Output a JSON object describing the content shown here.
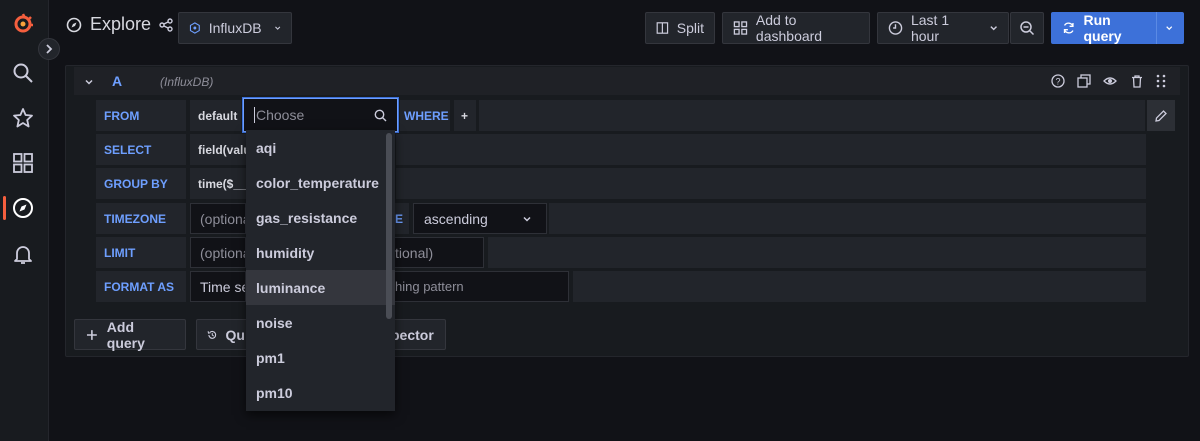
{
  "header": {
    "title": "Explore",
    "datasource": "InfluxDB",
    "split_label": "Split",
    "add_dashboard_label": "Add to dashboard",
    "time_range_label": "Last 1 hour",
    "run_query_label": "Run query"
  },
  "query": {
    "ref_id": "A",
    "datasource_hint": "(InfluxDB)",
    "rows": {
      "from_label": "FROM",
      "from_policy": "default",
      "from_placeholder": "Choose",
      "where_label": "WHERE",
      "where_add": "+",
      "select_label": "SELECT",
      "select_value": "field(valu",
      "groupby_label": "GROUP BY",
      "groupby_value": "time($__i",
      "timezone_label": "TIMEZONE",
      "timezone_placeholder": "(optiona",
      "orderby_label_partial": "E",
      "order_value": "ascending",
      "limit_label": "LIMIT",
      "limit_placeholder": "(optiona",
      "slimit_placeholder": "tional)",
      "format_label": "FORMAT AS",
      "format_value": "Time se",
      "alias_placeholder": "hing pattern"
    },
    "measurements": [
      "aqi",
      "color_temperature",
      "gas_resistance",
      "humidity",
      "luminance",
      "noise",
      "pm1",
      "pm10"
    ],
    "highlighted": "luminance"
  },
  "footer": {
    "add_query_label": "Add query",
    "history_label_partial": "Qu",
    "inspector_label_partial": "pector"
  },
  "colors": {
    "accent": "#6e9fff",
    "primary_button": "#3d71d9",
    "grafana_logo": "#f55f3e"
  }
}
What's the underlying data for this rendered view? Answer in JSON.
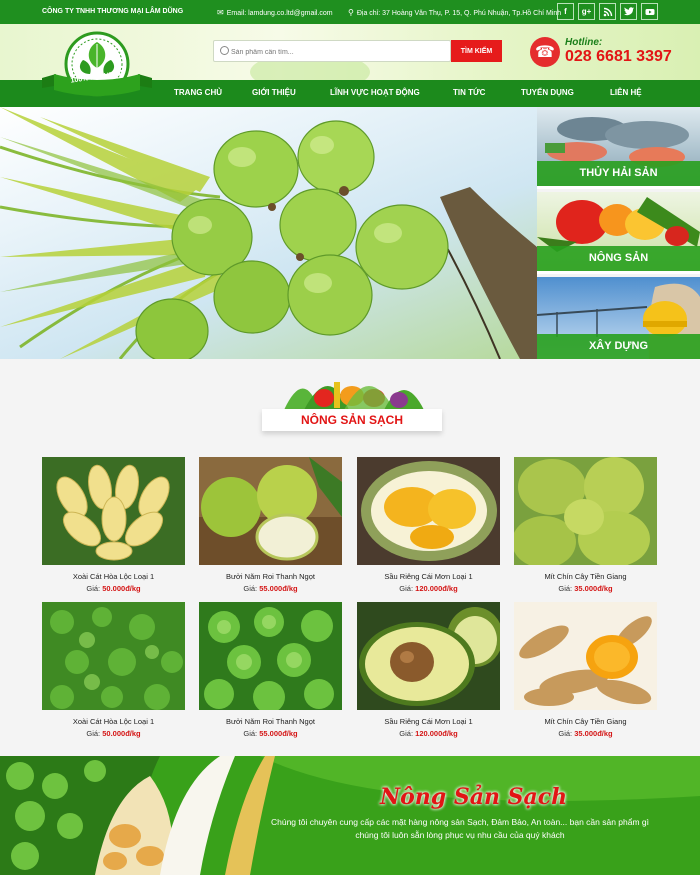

> Task objective
Retype the whole listing exactly and leave the pictures out.

> Full response
Output a JSON object describing the content shown here.
{
  "header": {
    "title": "Explore",
    "datasource": "InfluxDB",
    "split_label": "Split",
    "add_dashboard_label": "Add to dashboard",
    "time_range_label": "Last 1 hour",
    "run_query_label": "Run query"
  },
  "query": {
    "ref_id": "A",
    "datasource_hint": "(InfluxDB)",
    "rows": {
      "from_label": "FROM",
      "from_policy": "default",
      "from_placeholder": "Choose",
      "where_label": "WHERE",
      "where_add": "+",
      "select_label": "SELECT",
      "select_value": "field(valu",
      "groupby_label": "GROUP BY",
      "groupby_value": "time($__i",
      "timezone_label": "TIMEZONE",
      "timezone_placeholder": "(optiona",
      "orderby_label_partial": "E",
      "order_value": "ascending",
      "limit_label": "LIMIT",
      "limit_placeholder": "(optiona",
      "slimit_placeholder": "tional)",
      "format_label": "FORMAT AS",
      "format_value": "Time se",
      "alias_placeholder": "hing pattern"
    },
    "measurements": [
      "aqi",
      "color_temperature",
      "gas_resistance",
      "humidity",
      "luminance",
      "noise",
      "pm1",
      "pm10"
    ],
    "highlighted": "luminance"
  },
  "footer": {
    "add_query_label": "Add query",
    "history_label_partial": "Qu",
    "inspector_label_partial": "pector"
  },
  "colors": {
    "accent": "#6e9fff",
    "primary_button": "#3d71d9",
    "grafana_logo": "#f55f3e"
  }
}
What's the underlying data for this rendered view? Answer in JSON.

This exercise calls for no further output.